- [Exercise brief]: Reproduce exactly, with no other output, every line of the data below from the line containing "Type out the text in this image." to the end, inclusive.

[Lines of data]
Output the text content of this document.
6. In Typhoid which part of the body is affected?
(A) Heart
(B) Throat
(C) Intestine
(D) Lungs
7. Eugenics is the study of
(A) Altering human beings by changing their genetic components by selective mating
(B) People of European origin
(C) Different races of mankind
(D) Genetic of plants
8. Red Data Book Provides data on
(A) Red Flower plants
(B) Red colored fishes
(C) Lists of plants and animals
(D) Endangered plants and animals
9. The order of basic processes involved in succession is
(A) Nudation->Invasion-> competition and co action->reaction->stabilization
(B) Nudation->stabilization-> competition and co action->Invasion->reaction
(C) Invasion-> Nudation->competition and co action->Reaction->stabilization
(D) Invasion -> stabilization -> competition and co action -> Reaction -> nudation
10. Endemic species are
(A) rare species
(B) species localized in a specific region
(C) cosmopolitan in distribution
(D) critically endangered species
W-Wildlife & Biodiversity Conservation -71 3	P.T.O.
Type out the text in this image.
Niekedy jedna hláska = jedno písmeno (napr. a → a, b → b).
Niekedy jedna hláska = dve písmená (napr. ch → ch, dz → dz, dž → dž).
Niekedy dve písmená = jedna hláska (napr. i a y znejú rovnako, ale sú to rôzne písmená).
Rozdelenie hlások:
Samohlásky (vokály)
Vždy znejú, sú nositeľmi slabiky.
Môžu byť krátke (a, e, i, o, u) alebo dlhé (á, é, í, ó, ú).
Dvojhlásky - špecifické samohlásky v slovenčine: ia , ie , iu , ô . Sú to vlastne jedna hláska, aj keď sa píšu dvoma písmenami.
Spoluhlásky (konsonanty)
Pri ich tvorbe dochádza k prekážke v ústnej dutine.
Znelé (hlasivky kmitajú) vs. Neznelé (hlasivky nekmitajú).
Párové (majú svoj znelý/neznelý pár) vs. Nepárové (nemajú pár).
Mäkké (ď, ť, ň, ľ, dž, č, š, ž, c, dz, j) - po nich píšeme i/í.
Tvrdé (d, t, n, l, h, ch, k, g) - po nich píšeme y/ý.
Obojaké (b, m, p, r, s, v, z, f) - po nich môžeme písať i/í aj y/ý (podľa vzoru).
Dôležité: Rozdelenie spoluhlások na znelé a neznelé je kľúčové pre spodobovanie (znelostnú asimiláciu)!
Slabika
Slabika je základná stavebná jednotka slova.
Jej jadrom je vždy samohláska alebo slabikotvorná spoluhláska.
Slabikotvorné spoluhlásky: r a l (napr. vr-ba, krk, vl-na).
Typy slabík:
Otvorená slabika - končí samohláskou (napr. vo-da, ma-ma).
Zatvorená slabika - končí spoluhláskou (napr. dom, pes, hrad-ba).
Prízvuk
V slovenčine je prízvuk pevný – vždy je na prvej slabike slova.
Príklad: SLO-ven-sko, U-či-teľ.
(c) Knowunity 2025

- [Correct output]:
Type out the text in this image.
Niekedy jedna hláska = jedno písmeno (napr. a → a, b → b).
Niekedy jedna hláska = dve písmená (napr. ch → ch, dz → dz, dž → dž).
Niekedy dve písmená = jedna hláska (napr. i a y znejú rovnako, ale sú to rôzne písmená).
Rozdelenie hlások:
Samohlásky (vokály)
Vždy znejú, sú nositeľmi slabiky.
Môžu byť krátke (a, e, i, o, u) alebo dlhé (á, é, í, ó, ú).
Dvojhlásky - špecifické samohlásky v slovenčine: ia , ie , iu , ô . Sú to vlastne jedna hláska, aj keď sa píšu dvoma písmenami.
Spoluhlásky (konsonanty)
Pri ich tvorbe dochádza k prekážke v ústnej dutine.
Znelé (hlasivky kmitajú) vs. Neznelé (hlasivky nekmitajú).
Párové (majú svoj znelý/neznelý pár) vs. Nepárové (nemajú pár).
Mäkké (ď, ť, ň, ľ, dž, č, š, ž, c, dz, j) - po nich píšeme i/í.
Tvrdé (d, t, n, l, h, ch, k, g) - po nich píšeme y/ý.
Obojaké (b, m, p, r, s, v, z, f) - po nich môžeme písať i/í aj y/ý (podľa vzoru).
Dôležité: Rozdelenie spoluhlások na znelé a neznelé je kľúčové pre spodobovanie (znelostnú asimiláciu)!
Slabika
Slabika je základná stavebná jednotka slova.
Jej jadrom je vždy samohláska alebo slabikotvorná spoluhláska.
Slabikotvorné spoluhlásky: r a l (napr. vr-ba, krk, vl-na).
Typy slabík:
Otvorená slabika - končí samohláskou (napr. vo-da, ma-ma).
Zatvorená slabika - končí spoluhláskou (napr. dom, pes, hrad-ba).
Prízvuk
V slovenčine je prízvuk pevný – vždy je na prvej slabike slova.
Príklad: SLO-ven-sko, U-či-teľ.
(c) Knowunity 2025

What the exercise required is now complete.